— Start —

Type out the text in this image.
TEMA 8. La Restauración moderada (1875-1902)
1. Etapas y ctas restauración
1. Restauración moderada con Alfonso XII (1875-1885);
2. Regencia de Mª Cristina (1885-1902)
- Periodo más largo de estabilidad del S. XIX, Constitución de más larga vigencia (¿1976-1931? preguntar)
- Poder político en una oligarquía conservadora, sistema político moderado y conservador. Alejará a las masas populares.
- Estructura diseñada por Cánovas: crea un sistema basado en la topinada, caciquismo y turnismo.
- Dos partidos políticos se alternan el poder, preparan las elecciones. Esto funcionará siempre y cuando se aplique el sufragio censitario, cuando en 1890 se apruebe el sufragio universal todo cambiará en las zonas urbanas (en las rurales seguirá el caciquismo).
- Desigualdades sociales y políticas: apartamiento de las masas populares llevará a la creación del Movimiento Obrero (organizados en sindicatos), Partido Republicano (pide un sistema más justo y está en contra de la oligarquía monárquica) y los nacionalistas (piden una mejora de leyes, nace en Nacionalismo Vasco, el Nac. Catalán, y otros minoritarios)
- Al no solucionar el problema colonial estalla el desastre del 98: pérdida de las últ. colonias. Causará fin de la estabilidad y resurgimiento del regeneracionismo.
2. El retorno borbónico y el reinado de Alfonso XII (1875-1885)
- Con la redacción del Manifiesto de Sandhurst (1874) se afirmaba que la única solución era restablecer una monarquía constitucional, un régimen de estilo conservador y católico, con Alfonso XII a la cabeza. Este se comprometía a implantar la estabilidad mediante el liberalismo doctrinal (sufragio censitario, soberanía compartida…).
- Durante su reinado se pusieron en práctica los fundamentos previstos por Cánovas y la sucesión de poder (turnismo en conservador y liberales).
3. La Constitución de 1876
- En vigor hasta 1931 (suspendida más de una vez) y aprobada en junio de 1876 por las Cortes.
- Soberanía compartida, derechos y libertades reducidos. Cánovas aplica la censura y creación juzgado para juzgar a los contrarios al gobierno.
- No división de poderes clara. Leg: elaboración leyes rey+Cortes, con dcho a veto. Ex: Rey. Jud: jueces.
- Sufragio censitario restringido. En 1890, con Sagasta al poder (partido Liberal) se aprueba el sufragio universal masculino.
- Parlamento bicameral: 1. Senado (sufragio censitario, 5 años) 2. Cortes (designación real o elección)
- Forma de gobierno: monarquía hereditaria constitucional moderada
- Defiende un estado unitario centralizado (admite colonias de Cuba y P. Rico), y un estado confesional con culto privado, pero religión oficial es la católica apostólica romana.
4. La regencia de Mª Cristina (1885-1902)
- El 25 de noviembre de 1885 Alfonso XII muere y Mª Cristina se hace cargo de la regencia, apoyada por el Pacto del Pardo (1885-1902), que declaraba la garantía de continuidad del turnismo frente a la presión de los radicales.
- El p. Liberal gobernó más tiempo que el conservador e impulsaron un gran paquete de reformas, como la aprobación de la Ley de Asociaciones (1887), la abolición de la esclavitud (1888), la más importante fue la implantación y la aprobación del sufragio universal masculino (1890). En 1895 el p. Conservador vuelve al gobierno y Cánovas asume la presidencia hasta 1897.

— End —

• EXERCISE DIRECTIONS:
Note each line of the entries that has "Constitución" in it, and copy those lines.

• WORKED ANSWER:
- Periodo más largo de estabilidad del S. XIX, Constitución de más larga vigencia (¿1976-1931? preguntar)
3. La Constitución de 1876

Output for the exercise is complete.